Whenever a line contains the string "refundable", copy it out of the entries.

**********

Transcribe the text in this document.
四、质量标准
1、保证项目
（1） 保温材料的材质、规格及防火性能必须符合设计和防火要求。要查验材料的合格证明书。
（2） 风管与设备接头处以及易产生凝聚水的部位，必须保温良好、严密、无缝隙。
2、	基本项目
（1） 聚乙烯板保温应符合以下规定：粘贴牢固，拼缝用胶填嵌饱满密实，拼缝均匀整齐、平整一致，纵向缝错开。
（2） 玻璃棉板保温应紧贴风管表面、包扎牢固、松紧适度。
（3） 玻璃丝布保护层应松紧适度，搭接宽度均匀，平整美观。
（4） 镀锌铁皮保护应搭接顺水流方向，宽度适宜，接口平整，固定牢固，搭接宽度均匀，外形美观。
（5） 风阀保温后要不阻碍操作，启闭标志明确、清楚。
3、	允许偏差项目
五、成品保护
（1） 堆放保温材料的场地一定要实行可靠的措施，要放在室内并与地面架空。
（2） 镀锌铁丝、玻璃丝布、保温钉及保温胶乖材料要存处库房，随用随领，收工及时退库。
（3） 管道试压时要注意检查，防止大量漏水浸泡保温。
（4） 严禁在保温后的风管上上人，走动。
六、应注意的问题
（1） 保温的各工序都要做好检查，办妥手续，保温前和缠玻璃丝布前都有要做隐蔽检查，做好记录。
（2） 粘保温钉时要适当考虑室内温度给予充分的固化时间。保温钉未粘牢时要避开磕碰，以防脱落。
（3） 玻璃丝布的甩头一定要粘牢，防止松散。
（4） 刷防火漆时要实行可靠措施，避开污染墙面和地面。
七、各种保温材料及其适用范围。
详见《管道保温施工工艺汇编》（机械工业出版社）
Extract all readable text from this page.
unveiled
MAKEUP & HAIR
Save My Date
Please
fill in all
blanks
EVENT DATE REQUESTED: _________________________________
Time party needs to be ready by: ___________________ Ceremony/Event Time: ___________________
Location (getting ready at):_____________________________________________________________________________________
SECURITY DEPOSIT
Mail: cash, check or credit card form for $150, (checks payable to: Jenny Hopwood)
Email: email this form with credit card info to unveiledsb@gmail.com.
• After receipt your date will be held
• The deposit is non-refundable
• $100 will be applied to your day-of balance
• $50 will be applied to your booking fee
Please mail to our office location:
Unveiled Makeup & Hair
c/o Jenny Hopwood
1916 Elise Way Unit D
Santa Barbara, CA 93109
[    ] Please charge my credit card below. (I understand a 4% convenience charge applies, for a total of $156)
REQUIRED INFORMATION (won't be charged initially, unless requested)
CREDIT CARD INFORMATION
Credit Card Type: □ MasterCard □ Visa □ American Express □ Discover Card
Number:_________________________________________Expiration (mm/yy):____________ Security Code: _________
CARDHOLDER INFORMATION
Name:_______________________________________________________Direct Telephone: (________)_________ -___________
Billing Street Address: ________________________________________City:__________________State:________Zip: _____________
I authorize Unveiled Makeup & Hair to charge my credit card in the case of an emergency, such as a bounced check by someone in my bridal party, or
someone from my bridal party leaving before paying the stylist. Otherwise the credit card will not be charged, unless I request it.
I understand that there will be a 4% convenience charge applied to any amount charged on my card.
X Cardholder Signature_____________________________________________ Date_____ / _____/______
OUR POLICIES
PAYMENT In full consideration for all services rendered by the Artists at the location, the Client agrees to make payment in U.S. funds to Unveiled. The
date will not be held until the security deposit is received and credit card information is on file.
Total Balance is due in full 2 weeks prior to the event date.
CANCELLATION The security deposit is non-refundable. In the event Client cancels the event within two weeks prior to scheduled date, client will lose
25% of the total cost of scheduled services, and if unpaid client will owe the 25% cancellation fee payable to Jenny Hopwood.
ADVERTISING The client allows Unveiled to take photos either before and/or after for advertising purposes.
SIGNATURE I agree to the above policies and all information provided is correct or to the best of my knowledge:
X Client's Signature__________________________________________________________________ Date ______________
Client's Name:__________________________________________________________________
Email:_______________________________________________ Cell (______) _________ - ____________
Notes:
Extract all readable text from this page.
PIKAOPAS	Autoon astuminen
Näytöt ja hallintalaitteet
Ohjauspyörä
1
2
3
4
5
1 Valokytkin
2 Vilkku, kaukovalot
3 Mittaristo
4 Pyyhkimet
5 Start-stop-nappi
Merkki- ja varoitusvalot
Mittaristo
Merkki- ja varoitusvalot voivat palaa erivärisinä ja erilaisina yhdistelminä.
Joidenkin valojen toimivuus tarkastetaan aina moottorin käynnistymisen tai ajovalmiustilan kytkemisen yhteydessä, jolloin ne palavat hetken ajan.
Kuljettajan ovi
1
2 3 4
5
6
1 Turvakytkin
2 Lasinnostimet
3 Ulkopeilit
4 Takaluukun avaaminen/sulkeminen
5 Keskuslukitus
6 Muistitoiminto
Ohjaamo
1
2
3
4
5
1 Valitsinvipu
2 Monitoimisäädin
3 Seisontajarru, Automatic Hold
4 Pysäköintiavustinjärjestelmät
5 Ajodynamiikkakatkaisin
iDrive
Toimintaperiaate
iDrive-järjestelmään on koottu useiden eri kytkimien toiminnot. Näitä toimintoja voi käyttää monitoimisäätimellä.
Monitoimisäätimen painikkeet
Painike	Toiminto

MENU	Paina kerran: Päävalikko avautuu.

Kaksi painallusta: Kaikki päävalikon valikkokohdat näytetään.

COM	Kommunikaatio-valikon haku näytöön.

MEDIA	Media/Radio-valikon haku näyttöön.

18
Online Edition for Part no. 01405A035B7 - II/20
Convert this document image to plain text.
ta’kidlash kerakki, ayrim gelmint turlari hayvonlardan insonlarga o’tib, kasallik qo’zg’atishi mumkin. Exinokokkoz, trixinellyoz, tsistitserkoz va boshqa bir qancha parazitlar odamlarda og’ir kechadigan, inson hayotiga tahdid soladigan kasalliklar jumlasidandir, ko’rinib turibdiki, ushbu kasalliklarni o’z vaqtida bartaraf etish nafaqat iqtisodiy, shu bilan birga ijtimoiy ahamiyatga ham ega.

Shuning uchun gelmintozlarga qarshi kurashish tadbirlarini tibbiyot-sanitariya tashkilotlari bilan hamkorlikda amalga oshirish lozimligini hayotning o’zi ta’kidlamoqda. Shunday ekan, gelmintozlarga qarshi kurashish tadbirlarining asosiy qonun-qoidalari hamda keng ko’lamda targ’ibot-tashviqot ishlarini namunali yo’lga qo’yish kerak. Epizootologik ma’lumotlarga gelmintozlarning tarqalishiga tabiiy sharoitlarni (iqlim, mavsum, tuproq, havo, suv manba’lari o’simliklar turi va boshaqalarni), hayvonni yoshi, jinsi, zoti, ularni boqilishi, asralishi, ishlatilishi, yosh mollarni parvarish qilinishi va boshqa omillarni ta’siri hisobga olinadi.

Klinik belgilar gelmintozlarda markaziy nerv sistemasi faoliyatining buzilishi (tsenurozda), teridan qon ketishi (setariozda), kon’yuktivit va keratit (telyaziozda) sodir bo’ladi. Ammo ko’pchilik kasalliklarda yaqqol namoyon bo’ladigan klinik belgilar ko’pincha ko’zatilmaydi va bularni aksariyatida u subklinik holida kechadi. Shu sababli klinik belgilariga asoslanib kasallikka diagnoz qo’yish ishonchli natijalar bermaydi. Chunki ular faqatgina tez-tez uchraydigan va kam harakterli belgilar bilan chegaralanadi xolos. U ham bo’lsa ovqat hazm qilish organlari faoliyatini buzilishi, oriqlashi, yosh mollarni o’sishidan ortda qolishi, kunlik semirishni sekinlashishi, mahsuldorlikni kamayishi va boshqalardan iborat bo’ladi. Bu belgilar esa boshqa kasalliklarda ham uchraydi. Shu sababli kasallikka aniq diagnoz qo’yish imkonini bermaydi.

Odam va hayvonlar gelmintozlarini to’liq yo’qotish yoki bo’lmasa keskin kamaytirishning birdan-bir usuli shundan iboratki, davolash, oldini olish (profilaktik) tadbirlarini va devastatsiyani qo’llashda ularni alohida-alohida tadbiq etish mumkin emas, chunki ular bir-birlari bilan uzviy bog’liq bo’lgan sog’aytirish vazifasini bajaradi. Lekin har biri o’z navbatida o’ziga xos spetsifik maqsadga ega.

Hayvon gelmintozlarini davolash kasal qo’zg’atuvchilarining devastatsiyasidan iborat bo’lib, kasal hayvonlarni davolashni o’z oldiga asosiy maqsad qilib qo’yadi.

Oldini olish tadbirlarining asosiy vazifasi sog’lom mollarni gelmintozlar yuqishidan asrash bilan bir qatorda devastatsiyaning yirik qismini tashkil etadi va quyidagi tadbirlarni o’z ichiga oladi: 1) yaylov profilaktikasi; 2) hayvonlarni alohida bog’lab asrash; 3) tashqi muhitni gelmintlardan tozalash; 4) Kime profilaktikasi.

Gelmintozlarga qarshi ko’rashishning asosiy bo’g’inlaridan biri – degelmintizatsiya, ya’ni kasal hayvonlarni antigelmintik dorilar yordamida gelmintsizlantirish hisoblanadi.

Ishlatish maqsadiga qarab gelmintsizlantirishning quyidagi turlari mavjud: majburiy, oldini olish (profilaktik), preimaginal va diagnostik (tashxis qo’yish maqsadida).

**********

### [Output for this exercise]
• The deposit is non-refundable
CANCELLATION The security deposit is non-refundable. In the event Client cancels the event within two weeks prior to scheduled date, client will lose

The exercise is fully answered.